# PROBLEM:
Extract all data as written.

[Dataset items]

◆ ◆ ◆ ◆

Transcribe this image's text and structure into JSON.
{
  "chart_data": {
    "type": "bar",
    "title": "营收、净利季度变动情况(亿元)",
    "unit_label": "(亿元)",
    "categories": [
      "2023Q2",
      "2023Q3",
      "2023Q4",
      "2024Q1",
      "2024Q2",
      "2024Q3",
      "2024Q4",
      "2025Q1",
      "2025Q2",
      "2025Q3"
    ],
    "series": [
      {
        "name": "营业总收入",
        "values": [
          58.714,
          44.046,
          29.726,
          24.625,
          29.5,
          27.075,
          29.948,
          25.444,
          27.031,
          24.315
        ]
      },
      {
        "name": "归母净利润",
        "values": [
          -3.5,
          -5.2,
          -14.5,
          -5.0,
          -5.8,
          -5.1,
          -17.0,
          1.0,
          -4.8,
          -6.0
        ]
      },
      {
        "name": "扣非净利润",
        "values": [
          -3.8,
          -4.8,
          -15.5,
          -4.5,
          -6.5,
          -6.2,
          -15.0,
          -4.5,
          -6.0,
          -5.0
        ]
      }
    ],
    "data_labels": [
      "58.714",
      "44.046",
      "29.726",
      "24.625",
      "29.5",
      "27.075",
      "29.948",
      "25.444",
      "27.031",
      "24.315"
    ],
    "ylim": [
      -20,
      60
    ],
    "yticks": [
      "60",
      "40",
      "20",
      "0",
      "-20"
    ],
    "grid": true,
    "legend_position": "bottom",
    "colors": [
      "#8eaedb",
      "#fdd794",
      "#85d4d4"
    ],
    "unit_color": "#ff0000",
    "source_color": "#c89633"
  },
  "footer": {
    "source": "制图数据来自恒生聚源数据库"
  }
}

◆ ◆ ◆ ◆

# WRITTEN REPLY:
Transcribe this image's text and structure into JSON.
{
  "chart_data": {
    "type": "bar",
    "title": "营收、净利季度变动情况(亿元)",
    "unit_label": "(亿元)",
    "categories": [
      "2023Q2",
      "2023Q3",
      "2023Q4",
      "2024Q1",
      "2024Q2",
      "2024Q3",
      "2024Q4",
      "2025Q1",
      "2025Q2",
      "2025Q3"
    ],
    "series": [
      {
        "name": "营业总收入",
        "values": [
          58.714,
          44.046,
          29.726,
          24.625,
          29.5,
          27.075,
          29.948,
          25.444,
          27.031,
          24.315
        ]
      },
      {
        "name": "归母净利润",
        "values": [
          -3.5,
          -5.2,
          -14.5,
          -5.0,
          -5.8,
          -5.1,
          -17.0,
          1.0,
          -4.8,
          -6.0
        ]
      },
      {
        "name": "扣非净利润",
        "values": [
          -3.8,
          -4.8,
          -15.5,
          -4.5,
          -6.5,
          -6.2,
          -15.0,
          -4.5,
          -6.0,
          -5.0
        ]
      }
    ],
    "data_labels": [
      "58.714",
      "44.046",
      "29.726",
      "24.625",
      "29.5",
      "27.075",
      "29.948",
      "25.444",
      "27.031",
      "24.315"
    ],
    "ylim": [
      -20,
      60
    ],
    "yticks": [
      "60",
      "40",
      "20",
      "0",
      "-20"
    ],
    "grid": true,
    "legend_position": "bottom",
    "colors": [
      "#8eaedb",
      "#fdd794",
      "#85d4d4"
    ],
    "unit_color": "#ff0000",
    "source_color": "#c89633"
  },
  "footer": {
    "source": "制图数据来自恒生聚源数据库"
  }
}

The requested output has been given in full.